-- START Given information --

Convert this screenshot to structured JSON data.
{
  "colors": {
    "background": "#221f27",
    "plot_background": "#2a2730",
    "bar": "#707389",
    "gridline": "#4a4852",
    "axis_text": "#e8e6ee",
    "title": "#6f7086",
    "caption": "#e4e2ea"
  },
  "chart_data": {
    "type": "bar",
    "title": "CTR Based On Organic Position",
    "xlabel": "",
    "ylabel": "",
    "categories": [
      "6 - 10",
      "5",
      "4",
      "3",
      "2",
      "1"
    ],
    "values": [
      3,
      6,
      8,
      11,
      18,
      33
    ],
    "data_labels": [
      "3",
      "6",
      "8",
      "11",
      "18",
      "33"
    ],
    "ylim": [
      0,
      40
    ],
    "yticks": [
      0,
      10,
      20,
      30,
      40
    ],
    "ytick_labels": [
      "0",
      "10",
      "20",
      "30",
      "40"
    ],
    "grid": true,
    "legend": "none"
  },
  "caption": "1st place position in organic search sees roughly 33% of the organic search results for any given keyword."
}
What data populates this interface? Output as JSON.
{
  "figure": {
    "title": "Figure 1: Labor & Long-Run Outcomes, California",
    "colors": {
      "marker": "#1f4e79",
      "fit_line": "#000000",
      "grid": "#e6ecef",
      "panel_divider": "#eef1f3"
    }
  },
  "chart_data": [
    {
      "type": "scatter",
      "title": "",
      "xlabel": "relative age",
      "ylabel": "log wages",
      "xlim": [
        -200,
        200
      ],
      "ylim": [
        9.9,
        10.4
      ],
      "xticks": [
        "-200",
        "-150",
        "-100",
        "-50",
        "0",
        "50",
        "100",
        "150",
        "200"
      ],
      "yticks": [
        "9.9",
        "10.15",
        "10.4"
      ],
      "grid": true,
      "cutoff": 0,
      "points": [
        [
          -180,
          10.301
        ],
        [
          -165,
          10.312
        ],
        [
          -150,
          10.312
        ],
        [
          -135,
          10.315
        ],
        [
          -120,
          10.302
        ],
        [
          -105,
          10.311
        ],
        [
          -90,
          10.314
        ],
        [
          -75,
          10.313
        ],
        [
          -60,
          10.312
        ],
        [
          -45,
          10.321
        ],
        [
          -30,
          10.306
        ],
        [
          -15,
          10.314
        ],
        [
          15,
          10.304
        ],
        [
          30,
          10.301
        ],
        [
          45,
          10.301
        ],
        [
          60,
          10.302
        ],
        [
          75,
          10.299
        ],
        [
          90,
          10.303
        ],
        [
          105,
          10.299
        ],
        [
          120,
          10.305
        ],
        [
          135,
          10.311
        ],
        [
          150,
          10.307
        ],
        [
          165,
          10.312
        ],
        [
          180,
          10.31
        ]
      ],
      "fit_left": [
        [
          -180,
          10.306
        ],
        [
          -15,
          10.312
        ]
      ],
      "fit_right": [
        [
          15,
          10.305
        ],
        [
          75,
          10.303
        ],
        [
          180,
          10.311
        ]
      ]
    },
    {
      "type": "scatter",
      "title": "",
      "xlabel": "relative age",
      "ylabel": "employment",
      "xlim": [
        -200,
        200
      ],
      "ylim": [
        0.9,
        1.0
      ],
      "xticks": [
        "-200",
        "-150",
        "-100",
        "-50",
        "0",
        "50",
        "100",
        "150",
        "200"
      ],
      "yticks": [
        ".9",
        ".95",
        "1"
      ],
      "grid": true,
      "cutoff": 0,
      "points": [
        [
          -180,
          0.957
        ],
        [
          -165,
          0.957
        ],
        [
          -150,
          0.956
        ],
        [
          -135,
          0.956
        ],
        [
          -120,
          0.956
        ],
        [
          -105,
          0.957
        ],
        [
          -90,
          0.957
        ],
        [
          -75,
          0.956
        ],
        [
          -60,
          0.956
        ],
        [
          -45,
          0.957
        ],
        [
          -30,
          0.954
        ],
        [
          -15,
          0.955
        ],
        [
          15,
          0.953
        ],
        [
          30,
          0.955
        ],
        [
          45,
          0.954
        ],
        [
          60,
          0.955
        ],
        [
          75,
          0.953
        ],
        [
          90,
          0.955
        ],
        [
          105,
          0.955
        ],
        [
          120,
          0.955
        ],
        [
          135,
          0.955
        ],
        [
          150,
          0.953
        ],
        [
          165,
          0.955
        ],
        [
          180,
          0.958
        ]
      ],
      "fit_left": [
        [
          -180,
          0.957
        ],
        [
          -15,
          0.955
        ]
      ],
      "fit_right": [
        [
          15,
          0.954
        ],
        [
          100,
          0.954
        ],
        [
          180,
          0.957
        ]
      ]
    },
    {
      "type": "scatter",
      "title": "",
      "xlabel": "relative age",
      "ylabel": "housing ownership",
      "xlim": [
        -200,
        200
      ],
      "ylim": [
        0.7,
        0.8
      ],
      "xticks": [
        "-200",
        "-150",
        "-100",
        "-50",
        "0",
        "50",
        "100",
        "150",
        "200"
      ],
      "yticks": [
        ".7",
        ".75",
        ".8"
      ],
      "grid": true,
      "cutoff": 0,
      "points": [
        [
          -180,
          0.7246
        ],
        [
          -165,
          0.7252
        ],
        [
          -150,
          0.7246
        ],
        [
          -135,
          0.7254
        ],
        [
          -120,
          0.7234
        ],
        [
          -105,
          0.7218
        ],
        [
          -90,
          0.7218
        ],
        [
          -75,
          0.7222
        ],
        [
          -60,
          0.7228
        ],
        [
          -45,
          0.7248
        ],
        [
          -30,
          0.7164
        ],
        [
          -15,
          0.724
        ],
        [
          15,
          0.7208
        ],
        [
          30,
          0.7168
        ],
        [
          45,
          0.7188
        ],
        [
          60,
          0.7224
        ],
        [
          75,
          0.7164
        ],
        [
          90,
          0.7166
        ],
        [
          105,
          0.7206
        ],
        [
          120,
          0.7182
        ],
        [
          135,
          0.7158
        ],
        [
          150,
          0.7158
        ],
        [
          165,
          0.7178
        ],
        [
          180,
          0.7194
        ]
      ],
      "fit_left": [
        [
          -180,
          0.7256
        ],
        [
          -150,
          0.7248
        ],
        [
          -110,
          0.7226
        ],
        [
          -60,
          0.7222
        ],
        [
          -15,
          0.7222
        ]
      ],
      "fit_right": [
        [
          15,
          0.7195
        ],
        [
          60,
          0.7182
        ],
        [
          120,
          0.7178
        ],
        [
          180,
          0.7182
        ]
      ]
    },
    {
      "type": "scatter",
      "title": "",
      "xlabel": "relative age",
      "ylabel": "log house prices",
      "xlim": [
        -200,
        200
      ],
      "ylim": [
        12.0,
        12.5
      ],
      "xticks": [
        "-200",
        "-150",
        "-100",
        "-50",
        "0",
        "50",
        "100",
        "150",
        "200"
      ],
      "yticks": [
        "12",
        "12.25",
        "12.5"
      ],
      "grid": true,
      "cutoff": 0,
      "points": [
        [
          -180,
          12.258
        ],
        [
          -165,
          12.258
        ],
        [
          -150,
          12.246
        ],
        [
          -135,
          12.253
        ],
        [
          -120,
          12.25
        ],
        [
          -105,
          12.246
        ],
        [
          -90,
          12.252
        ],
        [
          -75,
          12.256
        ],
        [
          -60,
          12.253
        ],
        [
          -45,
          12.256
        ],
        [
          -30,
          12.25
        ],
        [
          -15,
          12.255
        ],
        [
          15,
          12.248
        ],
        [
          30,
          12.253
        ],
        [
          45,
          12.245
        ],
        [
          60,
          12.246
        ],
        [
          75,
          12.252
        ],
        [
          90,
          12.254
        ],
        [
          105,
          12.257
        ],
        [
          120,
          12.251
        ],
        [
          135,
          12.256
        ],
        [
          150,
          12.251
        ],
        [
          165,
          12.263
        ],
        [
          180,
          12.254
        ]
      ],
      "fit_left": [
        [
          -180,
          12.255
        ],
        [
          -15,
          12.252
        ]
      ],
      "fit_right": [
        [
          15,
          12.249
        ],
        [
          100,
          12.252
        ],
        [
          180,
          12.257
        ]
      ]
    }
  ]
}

-- END Given information --

→ The task: Pick out the lines that have the word "this". Copy them all.

→ Answer for the task:
Convert this screenshot to structured JSON data.
What data populates this interface? Output as JSON.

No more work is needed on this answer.